→ **Given data**:
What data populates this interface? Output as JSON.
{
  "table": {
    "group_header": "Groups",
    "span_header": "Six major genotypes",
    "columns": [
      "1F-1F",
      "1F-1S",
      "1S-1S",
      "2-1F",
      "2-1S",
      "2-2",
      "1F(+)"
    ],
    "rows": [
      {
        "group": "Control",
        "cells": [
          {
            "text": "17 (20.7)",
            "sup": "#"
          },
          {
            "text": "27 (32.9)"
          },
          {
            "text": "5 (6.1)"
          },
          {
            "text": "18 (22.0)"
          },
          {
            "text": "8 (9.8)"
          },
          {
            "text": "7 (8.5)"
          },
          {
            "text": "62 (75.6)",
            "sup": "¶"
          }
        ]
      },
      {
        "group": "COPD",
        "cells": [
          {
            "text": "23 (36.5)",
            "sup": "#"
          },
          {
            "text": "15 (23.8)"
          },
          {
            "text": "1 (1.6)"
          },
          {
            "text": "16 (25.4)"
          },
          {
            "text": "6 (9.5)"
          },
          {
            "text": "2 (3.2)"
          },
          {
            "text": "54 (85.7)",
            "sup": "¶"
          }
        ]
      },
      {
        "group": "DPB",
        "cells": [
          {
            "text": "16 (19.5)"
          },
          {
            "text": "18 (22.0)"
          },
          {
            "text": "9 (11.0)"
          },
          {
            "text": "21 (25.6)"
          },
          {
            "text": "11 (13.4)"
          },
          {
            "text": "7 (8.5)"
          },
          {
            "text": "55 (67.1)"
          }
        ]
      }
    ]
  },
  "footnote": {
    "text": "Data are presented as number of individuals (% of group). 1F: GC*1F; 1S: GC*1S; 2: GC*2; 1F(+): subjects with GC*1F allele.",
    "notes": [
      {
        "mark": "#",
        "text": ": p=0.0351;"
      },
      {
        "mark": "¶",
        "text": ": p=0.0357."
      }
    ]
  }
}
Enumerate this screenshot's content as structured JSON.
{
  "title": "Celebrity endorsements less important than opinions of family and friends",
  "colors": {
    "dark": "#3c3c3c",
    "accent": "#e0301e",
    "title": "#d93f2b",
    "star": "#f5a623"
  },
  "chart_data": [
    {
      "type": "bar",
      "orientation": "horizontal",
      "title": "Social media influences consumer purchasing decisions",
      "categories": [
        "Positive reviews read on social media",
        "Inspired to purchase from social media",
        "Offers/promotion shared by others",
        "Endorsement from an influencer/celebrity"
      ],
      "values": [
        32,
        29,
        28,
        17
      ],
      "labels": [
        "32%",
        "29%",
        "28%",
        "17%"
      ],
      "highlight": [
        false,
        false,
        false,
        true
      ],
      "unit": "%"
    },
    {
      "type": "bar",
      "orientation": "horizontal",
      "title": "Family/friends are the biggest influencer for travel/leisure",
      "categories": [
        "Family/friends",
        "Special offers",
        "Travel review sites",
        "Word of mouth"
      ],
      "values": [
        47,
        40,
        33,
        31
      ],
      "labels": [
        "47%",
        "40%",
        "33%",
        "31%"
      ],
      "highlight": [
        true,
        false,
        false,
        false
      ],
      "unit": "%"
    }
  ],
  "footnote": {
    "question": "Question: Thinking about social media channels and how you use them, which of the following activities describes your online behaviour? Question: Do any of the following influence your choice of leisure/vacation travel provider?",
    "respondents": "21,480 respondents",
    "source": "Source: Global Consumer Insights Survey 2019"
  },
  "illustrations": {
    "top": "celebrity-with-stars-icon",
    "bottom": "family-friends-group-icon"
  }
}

→ **Problem statement**: Copy each line above containing the string "this".

→ **Task solution**:
What data populates this interface? Output as JSON.
Enumerate this screenshot's content as structured JSON.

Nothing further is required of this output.